**What is expected:** All of the listing below must be repeated word for word. Pictures are the only thing to omit.

>> START

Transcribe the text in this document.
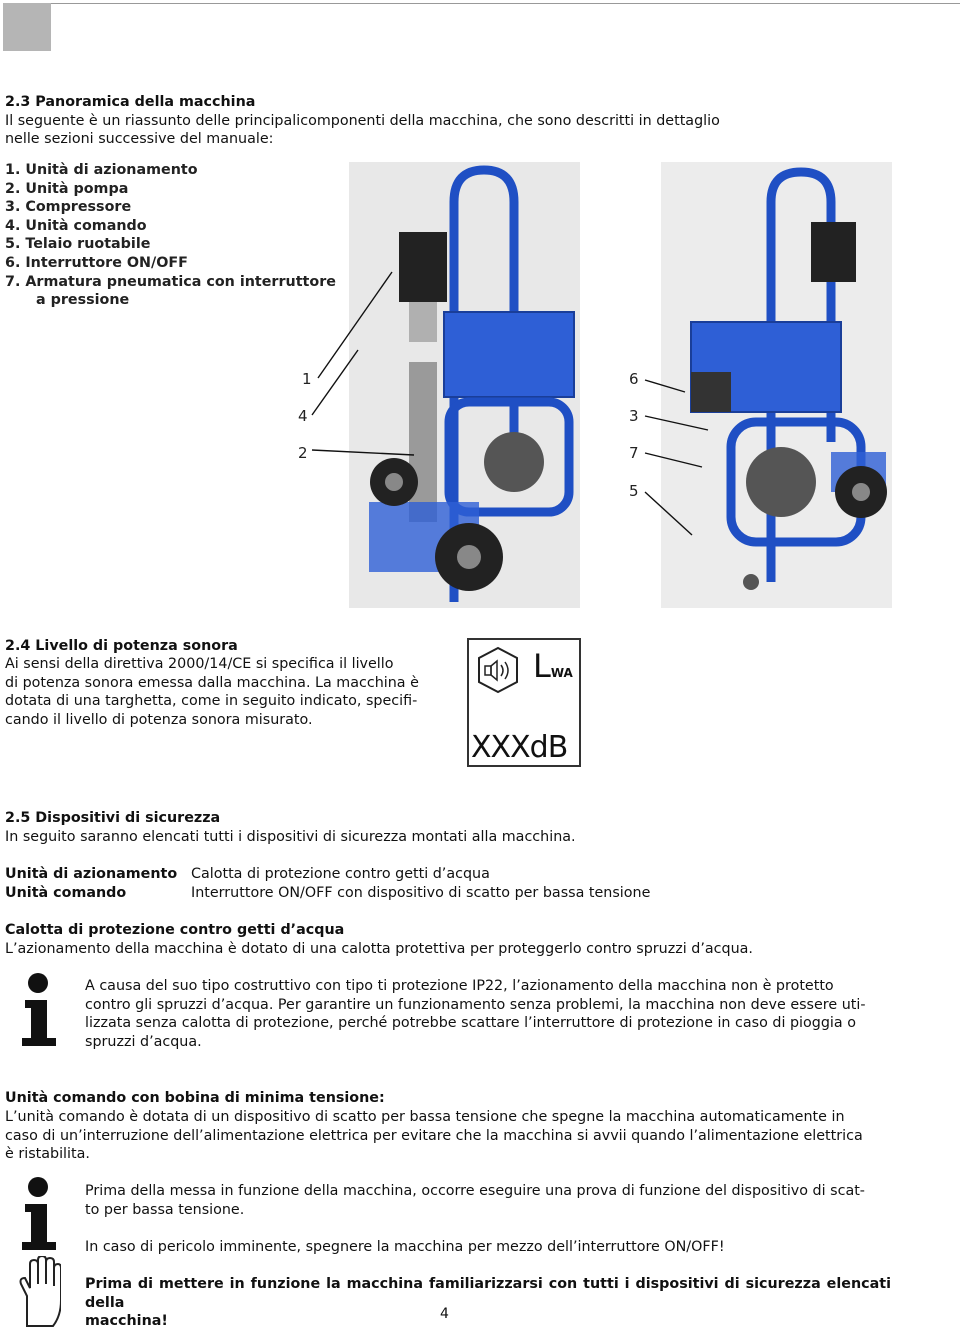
2.3 Panoramica della macchina
Il seguente è un riassunto delle principalicomponenti della macchina, che sono descritti in dettaglio
nelle sezioni successive del manuale:
1. Unità di azionamento
2. Unità pompa
3. Compressore
4. Unità comando
5. Telaio ruotabile
6. Interruttore ON/OFF
7. Armatura pneumatica con interruttore
a pressione
1
4
2
6
3
7
5
2.4 Livello di potenza sonora
Ai sensi della direttiva 2000/14/CE si specifica il livello
di potenza sonora emessa dalla macchina. La macchina è
dotata di una targhetta, come in seguito indicato, specifi-
cando il livello di potenza sonora misurato.
LWA
XXXdB
2.5 Dispositivi di sicurezza
In seguito saranno elencati tutti i dispositivi di sicurezza montati alla macchina.
Unità di azionamento Calotta di protezione contro getti d’acqua
Unità comando	Interruttore ON/OFF con dispositivo di scatto per bassa tensione
Calotta di protezione contro getti d’acqua
L’azionamento della macchina è dotato di una calotta protettiva per proteggerlo contro spruzzi d’acqua.
A causa del suo tipo costruttivo con tipo ti protezione IP22, l’azionamento della macchina non è protetto
contro gli spruzzi d’acqua. Per garantire un funzionamento senza problemi, la macchina non deve essere uti-
lizzata senza calotta di protezione, perché potrebbe scattare l’interruttore di protezione in caso di pioggia o
spruzzi d’acqua.
Unità comando con bobina di minima tensione:
L’unità comando è dotata di un dispositivo di scatto per bassa tensione che spegne la macchina automaticamente in
caso di un’interruzione dell’alimentazione elettrica per evitare che la macchina si avvii quando l’alimentazione elettrica
è ristabilita.
Prima della messa in funzione della macchina, occorre eseguire una prova di funzione del dispositivo di scat-
to per bassa tensione.
In caso di pericolo imminente, spegnere la macchina per mezzo dell’interruttore ON/OFF!
Prima di mettere in funzione la macchina familiarizzarsi con tutti i dispositivi di sicurezza elencati della
macchina!	4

>> END

**Response:**
Transcribe the text in this document.
2.3 Panoramica della macchina
Il seguente è un riassunto delle principalicomponenti della macchina, che sono descritti in dettaglio
nelle sezioni successive del manuale:
1. Unità di azionamento
2. Unità pompa
3. Compressore
4. Unità comando
5. Telaio ruotabile
6. Interruttore ON/OFF
7. Armatura pneumatica con interruttore
a pressione
1
4
2
6
3
7
5
2.4 Livello di potenza sonora
Ai sensi della direttiva 2000/14/CE si specifica il livello
di potenza sonora emessa dalla macchina. La macchina è
dotata di una targhetta, come in seguito indicato, specifi-
cando il livello di potenza sonora misurato.
LWA
XXXdB
2.5 Dispositivi di sicurezza
In seguito saranno elencati tutti i dispositivi di sicurezza montati alla macchina.
Unità di azionamento Calotta di protezione contro getti d’acqua
Unità comando	Interruttore ON/OFF con dispositivo di scatto per bassa tensione
Calotta di protezione contro getti d’acqua
L’azionamento della macchina è dotato di una calotta protettiva per proteggerlo contro spruzzi d’acqua.
A causa del suo tipo costruttivo con tipo ti protezione IP22, l’azionamento della macchina non è protetto
contro gli spruzzi d’acqua. Per garantire un funzionamento senza problemi, la macchina non deve essere uti-
lizzata senza calotta di protezione, perché potrebbe scattare l’interruttore di protezione in caso di pioggia o
spruzzi d’acqua.
Unità comando con bobina di minima tensione:
L’unità comando è dotata di un dispositivo di scatto per bassa tensione che spegne la macchina automaticamente in
caso di un’interruzione dell’alimentazione elettrica per evitare che la macchina si avvii quando l’alimentazione elettrica
è ristabilita.
Prima della messa in funzione della macchina, occorre eseguire una prova di funzione del dispositivo di scat-
to per bassa tensione.
In caso di pericolo imminente, spegnere la macchina per mezzo dell’interruttore ON/OFF!
Prima di mettere in funzione la macchina familiarizzarsi con tutti i dispositivi di sicurezza elencati della
macchina!	4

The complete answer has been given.